[Collected data]
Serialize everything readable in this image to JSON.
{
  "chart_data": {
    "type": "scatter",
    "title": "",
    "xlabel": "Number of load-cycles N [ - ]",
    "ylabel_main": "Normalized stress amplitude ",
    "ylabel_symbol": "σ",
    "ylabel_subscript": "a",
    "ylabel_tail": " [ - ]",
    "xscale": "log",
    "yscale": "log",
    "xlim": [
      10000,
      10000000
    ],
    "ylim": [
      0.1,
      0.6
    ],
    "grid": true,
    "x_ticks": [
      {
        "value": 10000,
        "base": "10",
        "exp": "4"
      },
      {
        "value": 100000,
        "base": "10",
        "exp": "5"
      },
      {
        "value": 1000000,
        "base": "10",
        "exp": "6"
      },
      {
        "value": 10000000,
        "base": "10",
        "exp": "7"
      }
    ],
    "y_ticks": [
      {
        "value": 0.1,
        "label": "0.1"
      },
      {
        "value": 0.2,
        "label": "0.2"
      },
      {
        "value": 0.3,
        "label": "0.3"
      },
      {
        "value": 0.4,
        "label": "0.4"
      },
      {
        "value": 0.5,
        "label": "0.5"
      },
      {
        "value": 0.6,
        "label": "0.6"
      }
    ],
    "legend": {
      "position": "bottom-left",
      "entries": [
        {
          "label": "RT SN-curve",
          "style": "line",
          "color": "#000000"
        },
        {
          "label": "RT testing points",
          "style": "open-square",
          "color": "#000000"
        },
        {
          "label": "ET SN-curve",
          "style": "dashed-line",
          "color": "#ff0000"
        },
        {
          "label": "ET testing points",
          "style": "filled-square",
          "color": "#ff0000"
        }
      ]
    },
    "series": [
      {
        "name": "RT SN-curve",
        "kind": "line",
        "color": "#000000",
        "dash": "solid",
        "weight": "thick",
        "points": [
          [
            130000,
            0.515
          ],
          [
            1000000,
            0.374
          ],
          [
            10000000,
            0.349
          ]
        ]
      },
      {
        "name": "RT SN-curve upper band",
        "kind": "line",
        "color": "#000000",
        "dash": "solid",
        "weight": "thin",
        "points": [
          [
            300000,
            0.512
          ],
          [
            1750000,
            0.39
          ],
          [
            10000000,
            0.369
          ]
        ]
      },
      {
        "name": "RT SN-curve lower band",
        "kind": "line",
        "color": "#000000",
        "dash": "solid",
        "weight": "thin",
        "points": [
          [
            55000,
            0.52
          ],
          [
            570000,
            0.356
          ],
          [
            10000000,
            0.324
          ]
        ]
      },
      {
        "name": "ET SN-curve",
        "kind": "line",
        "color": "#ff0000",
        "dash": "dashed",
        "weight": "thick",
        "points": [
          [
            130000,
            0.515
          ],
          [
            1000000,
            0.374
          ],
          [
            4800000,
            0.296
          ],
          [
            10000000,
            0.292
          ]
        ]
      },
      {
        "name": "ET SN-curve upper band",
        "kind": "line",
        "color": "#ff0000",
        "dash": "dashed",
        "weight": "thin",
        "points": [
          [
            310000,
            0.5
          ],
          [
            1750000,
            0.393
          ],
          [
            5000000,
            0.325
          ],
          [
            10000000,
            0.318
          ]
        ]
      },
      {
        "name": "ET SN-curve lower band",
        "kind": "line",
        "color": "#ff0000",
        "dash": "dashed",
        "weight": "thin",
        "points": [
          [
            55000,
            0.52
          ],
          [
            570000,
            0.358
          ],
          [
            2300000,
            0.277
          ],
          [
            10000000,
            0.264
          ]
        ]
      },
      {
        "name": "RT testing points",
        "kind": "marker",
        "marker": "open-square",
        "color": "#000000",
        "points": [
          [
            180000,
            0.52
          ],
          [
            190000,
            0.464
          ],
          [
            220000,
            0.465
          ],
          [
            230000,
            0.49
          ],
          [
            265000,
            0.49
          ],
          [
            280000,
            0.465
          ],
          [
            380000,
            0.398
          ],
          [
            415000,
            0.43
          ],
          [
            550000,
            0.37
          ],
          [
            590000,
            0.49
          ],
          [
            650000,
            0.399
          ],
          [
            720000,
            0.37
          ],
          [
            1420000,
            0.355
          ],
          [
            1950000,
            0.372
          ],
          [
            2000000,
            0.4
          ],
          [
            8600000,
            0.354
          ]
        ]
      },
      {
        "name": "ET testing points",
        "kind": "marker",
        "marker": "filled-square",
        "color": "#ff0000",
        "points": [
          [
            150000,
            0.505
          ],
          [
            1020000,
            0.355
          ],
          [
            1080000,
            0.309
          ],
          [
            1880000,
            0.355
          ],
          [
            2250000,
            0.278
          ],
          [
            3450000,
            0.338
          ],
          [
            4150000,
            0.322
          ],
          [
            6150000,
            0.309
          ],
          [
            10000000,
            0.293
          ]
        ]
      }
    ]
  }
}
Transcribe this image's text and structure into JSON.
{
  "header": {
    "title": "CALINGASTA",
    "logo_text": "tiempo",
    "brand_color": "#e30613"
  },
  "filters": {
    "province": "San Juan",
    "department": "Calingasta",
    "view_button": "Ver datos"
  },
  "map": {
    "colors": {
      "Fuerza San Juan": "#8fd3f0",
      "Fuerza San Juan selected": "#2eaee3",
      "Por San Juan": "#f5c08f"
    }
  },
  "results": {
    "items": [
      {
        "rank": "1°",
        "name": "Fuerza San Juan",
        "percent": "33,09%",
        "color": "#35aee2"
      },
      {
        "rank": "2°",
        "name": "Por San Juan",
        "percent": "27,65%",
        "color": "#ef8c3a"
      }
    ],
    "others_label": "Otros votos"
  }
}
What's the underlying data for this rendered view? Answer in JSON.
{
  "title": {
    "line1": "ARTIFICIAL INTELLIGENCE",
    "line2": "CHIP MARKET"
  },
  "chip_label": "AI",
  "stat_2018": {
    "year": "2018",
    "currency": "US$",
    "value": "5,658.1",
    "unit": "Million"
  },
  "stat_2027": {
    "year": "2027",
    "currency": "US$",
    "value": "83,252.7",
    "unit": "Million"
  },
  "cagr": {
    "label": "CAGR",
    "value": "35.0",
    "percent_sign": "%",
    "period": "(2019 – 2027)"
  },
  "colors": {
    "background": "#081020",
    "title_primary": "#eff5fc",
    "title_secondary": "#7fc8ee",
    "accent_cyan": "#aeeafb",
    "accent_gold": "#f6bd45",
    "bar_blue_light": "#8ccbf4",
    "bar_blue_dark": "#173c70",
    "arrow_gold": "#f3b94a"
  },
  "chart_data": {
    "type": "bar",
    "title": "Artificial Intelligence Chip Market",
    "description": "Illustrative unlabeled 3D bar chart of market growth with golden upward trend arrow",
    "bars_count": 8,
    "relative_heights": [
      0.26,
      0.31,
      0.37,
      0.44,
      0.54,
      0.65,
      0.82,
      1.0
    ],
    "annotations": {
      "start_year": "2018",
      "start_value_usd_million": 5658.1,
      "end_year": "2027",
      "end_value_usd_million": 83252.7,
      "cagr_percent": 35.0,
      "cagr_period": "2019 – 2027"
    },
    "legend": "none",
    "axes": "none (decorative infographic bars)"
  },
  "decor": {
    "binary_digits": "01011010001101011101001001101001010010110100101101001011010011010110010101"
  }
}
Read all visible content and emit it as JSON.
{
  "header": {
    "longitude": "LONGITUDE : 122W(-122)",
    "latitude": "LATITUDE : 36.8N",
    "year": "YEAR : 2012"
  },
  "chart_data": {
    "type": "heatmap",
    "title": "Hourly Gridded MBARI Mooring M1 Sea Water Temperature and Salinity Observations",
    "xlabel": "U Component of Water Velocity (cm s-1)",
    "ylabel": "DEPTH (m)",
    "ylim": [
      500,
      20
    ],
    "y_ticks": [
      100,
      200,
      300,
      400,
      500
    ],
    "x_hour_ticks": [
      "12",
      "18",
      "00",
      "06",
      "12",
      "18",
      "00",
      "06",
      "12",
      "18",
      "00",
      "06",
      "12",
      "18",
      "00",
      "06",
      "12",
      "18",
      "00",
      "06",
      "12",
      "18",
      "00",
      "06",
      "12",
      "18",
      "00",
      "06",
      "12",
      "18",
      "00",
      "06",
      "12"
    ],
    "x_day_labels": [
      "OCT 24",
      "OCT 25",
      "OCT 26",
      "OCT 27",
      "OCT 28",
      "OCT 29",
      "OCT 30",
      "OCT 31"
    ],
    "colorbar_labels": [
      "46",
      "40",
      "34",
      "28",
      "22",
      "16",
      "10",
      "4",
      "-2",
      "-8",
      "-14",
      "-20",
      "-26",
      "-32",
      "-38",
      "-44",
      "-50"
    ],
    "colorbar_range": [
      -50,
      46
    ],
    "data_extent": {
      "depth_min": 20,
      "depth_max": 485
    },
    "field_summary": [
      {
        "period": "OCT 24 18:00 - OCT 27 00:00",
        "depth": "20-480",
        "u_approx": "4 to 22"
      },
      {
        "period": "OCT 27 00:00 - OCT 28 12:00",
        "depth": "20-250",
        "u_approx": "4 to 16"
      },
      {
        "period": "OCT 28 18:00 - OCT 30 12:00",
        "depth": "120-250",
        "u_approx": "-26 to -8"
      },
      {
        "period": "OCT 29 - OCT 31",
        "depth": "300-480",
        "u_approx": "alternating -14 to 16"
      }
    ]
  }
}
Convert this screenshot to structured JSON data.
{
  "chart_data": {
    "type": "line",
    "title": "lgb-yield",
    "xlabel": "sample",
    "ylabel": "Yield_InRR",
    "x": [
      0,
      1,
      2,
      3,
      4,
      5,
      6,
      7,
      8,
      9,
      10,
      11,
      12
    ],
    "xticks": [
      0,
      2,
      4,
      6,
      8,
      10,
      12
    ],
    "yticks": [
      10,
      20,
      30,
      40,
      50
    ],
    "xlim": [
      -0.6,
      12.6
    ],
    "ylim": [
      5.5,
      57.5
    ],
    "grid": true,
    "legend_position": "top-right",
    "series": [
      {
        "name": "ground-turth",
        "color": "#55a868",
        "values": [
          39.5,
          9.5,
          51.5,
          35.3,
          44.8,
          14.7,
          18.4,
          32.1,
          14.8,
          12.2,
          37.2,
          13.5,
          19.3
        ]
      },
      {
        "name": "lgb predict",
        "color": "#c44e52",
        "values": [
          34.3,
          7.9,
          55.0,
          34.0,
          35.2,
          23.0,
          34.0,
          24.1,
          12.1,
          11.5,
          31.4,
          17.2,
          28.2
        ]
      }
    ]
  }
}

AIM OF THE EXERCISE: Copy every line of the listing that includes the string "this".

TASK OUTPUT:
Serialize everything readable in this image to JSON.
Transcribe this image's text and structure into JSON.
What's the underlying data for this rendered view? Answer in JSON.
Convert this screenshot to structured JSON data.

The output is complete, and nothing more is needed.